**Given problem:** Pick every line with "CHATSWOOD" from the material below.

--- begin Exercise material ---

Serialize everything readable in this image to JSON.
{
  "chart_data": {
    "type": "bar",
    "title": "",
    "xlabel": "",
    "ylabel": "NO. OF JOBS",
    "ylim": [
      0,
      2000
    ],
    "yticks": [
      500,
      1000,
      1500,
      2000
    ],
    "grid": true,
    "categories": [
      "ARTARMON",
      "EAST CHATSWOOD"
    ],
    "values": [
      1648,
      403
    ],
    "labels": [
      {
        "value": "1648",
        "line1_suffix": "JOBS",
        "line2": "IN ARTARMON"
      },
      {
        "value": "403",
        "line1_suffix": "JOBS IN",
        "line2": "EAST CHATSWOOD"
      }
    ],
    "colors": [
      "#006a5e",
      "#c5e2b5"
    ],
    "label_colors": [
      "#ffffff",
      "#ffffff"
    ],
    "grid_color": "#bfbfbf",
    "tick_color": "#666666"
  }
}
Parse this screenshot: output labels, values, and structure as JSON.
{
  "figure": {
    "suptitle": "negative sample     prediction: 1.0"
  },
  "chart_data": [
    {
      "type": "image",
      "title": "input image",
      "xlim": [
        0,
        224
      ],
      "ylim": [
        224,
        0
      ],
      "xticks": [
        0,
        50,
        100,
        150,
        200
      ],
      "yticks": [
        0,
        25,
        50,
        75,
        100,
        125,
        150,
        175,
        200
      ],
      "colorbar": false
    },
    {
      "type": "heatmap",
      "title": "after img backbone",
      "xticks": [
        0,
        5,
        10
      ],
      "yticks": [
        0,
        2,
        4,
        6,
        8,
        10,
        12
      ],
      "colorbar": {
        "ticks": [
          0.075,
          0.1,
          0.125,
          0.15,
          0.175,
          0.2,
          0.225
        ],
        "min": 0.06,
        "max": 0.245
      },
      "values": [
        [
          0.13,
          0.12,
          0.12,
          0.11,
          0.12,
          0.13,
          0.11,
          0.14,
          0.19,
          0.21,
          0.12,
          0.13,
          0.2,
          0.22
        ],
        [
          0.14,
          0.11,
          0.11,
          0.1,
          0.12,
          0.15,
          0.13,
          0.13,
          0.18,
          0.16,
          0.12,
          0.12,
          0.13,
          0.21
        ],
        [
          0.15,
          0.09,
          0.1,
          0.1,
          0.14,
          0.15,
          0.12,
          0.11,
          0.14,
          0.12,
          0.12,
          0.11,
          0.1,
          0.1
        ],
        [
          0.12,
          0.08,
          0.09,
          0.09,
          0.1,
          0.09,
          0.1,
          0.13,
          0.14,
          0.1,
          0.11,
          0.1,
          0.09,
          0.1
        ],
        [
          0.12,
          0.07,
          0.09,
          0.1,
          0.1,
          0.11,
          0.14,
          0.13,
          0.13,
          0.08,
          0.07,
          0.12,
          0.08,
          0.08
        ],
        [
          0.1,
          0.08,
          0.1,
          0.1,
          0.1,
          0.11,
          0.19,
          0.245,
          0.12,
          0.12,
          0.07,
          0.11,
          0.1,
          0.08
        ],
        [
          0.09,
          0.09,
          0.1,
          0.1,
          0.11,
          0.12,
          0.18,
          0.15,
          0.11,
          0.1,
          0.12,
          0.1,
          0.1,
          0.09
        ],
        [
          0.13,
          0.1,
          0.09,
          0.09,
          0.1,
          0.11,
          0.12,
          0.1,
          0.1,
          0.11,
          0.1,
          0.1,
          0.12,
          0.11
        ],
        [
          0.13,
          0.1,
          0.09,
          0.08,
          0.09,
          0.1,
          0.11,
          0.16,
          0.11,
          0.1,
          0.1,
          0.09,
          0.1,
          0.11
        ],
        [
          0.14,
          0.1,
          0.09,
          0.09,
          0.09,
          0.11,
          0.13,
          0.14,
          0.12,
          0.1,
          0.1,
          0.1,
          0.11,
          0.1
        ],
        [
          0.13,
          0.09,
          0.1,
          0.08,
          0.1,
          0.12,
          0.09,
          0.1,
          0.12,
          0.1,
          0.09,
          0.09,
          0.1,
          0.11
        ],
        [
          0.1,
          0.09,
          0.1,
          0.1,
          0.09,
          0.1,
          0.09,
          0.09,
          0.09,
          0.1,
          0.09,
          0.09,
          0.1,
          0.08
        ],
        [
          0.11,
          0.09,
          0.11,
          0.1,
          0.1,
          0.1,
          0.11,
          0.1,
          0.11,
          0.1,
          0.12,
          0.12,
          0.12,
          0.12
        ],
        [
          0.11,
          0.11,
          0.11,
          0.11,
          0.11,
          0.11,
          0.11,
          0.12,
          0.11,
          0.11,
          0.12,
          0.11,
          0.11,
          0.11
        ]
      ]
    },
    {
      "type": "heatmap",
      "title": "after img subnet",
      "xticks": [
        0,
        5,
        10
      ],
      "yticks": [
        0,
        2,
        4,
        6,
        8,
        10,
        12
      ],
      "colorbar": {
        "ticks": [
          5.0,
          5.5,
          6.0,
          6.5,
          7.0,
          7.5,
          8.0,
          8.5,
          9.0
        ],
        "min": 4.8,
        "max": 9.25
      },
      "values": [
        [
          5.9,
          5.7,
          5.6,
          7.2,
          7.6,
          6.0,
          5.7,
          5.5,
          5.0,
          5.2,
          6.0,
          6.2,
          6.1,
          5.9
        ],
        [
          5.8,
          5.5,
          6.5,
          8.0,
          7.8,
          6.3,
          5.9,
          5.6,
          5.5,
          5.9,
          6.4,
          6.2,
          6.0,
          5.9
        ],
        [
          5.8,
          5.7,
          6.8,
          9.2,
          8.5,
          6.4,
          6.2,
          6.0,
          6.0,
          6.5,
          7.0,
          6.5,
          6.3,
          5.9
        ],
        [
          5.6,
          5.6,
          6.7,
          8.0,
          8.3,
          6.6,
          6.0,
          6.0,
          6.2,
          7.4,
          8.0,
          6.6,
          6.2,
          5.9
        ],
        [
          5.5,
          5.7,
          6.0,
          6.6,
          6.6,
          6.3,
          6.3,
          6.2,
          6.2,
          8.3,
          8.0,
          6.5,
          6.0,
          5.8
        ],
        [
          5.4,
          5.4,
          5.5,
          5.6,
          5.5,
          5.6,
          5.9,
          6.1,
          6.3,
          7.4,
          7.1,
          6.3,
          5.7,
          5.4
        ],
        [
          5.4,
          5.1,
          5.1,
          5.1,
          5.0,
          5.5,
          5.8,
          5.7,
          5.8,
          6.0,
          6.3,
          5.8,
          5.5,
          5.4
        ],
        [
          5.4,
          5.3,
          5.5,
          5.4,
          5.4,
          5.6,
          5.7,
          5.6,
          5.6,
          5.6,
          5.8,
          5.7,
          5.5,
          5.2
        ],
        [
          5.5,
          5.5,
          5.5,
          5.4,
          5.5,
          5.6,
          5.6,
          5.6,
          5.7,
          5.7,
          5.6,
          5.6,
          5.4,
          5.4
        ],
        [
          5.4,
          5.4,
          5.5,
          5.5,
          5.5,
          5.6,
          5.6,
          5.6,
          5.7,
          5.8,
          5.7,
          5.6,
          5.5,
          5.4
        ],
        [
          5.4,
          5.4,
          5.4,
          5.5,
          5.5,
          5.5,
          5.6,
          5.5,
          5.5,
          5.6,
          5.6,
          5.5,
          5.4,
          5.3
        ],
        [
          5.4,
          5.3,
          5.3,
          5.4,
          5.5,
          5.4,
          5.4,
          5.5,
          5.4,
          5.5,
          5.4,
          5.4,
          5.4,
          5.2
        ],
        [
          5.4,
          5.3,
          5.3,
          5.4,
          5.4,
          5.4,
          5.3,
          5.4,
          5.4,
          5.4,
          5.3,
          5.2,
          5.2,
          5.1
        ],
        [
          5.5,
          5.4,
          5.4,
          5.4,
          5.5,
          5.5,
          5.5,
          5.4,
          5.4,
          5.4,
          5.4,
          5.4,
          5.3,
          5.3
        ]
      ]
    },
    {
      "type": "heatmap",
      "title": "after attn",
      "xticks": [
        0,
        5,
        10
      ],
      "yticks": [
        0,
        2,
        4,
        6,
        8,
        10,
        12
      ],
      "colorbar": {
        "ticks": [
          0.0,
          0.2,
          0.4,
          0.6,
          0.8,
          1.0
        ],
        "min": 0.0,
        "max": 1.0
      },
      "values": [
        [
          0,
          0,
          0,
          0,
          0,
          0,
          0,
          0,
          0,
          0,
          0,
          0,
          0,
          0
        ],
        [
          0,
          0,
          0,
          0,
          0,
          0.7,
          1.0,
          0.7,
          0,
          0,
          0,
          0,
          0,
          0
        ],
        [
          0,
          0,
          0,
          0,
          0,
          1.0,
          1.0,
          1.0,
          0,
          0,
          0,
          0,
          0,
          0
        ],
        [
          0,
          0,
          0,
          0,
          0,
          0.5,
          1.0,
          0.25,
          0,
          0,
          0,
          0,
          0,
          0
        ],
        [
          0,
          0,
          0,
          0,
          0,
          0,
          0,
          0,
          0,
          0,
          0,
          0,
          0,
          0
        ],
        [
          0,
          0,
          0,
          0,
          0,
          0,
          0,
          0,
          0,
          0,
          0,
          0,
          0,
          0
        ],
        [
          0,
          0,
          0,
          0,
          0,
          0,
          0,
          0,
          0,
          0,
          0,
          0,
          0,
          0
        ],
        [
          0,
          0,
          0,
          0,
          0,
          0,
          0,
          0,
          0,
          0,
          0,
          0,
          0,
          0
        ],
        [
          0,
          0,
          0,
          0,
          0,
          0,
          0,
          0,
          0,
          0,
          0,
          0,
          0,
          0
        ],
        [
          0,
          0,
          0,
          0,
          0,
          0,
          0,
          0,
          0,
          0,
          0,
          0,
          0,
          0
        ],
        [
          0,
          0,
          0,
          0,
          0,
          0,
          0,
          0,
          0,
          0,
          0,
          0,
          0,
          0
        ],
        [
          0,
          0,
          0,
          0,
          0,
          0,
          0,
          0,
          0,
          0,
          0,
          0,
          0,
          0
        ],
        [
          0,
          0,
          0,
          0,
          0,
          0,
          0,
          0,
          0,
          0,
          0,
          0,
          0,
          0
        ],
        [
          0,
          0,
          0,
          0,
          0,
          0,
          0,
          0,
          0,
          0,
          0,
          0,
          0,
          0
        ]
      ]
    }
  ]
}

--- end Exercise material ---

**Solution:**
      "EAST CHATSWOOD"
        "line2": "EAST CHATSWOOD"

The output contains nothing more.